# AIM:
Lay out the entries below as a JSON list of strings, one string per line and with blank lines omitted, covering only the part that opens with the line containing "Detect and localize" and closes with the line containing "thumbs-up-icon[interactable] (60, 170, 84, 194)", both of those lines included.

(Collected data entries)
********
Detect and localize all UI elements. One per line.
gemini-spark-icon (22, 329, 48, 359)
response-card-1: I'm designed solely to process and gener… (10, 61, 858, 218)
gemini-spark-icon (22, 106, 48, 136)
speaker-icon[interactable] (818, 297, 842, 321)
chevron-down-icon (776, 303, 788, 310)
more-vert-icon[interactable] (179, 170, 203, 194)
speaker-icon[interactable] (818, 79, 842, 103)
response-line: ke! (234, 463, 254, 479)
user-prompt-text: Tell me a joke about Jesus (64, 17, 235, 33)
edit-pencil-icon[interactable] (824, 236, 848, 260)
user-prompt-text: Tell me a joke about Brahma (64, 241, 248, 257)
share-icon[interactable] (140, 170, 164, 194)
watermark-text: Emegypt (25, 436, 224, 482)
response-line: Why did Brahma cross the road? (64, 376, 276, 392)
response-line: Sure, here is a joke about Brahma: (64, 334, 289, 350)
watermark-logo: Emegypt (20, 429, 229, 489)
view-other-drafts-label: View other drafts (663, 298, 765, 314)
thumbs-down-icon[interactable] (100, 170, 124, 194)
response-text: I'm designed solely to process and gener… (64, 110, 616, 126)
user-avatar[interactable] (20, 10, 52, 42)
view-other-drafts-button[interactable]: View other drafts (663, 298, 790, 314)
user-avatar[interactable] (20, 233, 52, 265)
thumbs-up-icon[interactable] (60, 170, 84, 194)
********
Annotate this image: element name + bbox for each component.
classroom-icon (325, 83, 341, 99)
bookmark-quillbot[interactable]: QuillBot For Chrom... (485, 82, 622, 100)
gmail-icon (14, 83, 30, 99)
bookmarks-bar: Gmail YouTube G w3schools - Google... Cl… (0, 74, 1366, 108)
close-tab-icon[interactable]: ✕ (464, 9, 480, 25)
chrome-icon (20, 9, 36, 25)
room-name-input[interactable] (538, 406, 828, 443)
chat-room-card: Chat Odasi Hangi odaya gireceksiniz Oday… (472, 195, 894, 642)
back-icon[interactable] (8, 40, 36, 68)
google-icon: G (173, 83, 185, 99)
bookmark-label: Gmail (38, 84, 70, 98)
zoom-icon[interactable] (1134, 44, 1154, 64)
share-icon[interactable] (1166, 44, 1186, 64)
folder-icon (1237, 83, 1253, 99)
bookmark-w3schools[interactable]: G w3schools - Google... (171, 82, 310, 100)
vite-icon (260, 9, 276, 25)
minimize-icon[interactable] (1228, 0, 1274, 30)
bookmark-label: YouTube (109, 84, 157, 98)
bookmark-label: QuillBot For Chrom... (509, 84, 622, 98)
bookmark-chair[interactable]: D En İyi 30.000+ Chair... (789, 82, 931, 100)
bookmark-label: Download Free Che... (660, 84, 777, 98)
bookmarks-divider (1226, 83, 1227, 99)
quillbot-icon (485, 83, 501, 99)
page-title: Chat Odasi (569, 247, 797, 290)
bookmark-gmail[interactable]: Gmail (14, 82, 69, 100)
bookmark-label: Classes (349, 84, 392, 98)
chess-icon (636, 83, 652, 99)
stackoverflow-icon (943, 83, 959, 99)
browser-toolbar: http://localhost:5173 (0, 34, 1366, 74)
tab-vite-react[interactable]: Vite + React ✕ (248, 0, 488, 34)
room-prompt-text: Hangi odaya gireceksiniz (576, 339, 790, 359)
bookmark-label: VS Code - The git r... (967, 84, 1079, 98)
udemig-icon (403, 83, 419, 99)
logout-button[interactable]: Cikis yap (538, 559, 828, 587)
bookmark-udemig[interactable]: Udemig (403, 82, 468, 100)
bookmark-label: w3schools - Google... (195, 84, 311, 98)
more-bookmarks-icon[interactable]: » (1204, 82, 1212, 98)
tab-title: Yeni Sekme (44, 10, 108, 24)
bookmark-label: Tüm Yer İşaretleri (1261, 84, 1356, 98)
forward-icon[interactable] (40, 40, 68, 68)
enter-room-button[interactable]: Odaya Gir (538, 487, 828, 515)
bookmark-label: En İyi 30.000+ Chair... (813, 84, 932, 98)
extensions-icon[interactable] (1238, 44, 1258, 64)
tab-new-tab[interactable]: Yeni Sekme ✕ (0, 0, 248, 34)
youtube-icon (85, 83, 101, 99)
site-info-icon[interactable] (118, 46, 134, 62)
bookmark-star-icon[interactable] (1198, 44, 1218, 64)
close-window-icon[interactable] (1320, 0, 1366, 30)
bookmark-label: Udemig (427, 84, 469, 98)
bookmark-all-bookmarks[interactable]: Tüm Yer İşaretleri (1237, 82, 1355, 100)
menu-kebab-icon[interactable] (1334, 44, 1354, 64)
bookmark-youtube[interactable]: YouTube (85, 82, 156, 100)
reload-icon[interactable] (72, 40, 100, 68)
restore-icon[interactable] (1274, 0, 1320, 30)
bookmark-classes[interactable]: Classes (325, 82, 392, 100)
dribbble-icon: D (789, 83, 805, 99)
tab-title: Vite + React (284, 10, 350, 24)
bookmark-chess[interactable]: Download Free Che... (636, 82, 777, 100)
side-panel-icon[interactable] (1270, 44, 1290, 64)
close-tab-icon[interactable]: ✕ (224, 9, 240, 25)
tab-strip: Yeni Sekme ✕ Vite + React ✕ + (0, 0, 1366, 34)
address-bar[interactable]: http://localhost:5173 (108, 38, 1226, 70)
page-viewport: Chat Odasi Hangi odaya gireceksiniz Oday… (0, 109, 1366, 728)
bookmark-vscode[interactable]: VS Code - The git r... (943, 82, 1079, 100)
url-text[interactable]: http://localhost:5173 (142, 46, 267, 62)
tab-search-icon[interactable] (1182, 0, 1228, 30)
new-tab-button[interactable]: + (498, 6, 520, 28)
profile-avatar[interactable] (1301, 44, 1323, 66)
********
# TASK RESPONSE:
[
  "Detect and localize all UI elements. One per line.",
  "gemini-spark-icon (22, 329, 48, 359)",
  "response-card-1: I'm designed solely to process and gener… (10, 61, 858, 218)",
  "gemini-spark-icon (22, 106, 48, 136)",
  "speaker-icon[interactable] (818, 297, 842, 321)",
  "chevron-down-icon (776, 303, 788, 310)",
  "more-vert-icon[interactable] (179, 170, 203, 194)",
  "speaker-icon[interactable] (818, 79, 842, 103)",
  "response-line: ke! (234, 463, 254, 479)",
  "user-prompt-text: Tell me a joke about Jesus (64, 17, 235, 33)",
  "edit-pencil-icon[interactable] (824, 236, 848, 260)",
  "user-prompt-text: Tell me a joke about Brahma (64, 241, 248, 257)",
  "share-icon[interactable] (140, 170, 164, 194)",
  "watermark-text: Emegypt (25, 436, 224, 482)",
  "response-line: Why did Brahma cross the road? (64, 376, 276, 392)",
  "response-line: Sure, here is a joke about Brahma: (64, 334, 289, 350)",
  "watermark-logo: Emegypt (20, 429, 229, 489)",
  "view-other-drafts-label: View other drafts (663, 298, 765, 314)",
  "thumbs-down-icon[interactable] (100, 170, 124, 194)",
  "response-text: I'm designed solely to process and gener… (64, 110, 616, 126)",
  "user-avatar[interactable] (20, 10, 52, 42)",
  "view-other-drafts-button[interactable]: View other drafts (663, 298, 790, 314)",
  "user-avatar[interactable] (20, 233, 52, 265)",
  "thumbs-up-icon[interactable] (60, 170, 84, 194)"
]